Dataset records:

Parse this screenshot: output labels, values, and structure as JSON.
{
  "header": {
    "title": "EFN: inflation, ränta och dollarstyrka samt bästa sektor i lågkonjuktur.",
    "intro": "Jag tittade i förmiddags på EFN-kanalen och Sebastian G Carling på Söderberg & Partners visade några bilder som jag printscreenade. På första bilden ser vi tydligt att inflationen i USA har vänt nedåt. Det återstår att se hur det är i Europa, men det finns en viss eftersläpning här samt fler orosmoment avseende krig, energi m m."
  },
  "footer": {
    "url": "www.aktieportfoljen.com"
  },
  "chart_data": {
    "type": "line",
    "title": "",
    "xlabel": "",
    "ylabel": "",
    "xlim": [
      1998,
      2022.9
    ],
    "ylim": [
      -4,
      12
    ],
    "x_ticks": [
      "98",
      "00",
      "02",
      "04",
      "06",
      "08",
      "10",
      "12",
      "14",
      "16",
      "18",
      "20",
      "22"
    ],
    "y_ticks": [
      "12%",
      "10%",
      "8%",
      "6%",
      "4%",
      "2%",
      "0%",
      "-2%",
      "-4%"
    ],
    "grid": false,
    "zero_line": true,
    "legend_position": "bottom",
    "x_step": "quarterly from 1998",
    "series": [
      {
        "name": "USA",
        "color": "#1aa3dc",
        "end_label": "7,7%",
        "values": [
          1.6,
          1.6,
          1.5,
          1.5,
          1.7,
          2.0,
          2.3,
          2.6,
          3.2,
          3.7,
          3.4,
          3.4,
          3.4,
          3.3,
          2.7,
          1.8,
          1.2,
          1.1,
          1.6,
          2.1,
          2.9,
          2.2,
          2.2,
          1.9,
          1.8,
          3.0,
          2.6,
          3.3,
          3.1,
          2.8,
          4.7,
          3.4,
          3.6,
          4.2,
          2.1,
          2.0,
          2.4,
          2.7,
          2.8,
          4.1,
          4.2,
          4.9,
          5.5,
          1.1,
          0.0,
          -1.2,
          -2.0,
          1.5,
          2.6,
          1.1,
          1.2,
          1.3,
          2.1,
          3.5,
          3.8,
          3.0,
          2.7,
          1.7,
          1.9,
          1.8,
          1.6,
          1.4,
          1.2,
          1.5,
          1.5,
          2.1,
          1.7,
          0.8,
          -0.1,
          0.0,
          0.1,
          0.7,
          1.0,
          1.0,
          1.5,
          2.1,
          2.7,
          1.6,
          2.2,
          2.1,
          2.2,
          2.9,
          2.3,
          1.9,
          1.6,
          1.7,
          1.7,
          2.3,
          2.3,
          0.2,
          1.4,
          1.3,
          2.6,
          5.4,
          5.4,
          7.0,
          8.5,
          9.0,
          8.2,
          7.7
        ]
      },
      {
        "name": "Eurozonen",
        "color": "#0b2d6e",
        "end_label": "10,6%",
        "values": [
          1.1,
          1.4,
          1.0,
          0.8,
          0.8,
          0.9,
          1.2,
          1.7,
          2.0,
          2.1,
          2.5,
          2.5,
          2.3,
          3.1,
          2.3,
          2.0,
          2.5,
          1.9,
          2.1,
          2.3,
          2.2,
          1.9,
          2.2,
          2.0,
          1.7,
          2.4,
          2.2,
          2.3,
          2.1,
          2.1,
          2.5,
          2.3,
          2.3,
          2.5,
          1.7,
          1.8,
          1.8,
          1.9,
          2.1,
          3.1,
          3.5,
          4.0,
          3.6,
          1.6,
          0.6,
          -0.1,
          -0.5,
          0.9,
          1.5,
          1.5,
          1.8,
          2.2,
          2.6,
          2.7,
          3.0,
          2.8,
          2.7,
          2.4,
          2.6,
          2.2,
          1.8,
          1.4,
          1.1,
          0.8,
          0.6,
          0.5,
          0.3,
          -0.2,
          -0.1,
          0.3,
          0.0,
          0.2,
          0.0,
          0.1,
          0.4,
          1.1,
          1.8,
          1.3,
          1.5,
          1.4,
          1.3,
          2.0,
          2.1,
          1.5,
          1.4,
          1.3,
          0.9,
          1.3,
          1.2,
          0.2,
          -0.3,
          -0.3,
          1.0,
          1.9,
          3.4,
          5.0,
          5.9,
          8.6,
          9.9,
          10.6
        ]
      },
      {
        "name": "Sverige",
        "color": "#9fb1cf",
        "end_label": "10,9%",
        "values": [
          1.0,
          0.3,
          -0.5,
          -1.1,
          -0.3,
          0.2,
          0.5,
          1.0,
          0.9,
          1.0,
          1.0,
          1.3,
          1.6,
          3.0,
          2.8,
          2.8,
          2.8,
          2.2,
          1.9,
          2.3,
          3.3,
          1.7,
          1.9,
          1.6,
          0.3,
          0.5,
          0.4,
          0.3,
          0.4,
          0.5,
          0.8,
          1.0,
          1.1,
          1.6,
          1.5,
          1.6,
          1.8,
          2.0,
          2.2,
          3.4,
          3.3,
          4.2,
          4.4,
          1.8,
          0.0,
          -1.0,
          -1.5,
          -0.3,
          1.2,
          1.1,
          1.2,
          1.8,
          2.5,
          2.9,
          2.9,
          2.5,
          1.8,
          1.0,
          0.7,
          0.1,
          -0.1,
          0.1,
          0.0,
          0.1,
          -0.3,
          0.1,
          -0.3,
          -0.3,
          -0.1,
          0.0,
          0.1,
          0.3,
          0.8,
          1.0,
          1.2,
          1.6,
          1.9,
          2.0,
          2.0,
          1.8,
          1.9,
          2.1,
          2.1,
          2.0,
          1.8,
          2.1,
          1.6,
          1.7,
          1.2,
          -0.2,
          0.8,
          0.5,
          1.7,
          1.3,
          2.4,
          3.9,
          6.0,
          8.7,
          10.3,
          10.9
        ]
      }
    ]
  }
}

- What to work on
Find all lines with "color" in them and copy each one.

- Written response
        "color": "#1aa3dc",
        "color": "#0b2d6e",
        "color": "#9fb1cf",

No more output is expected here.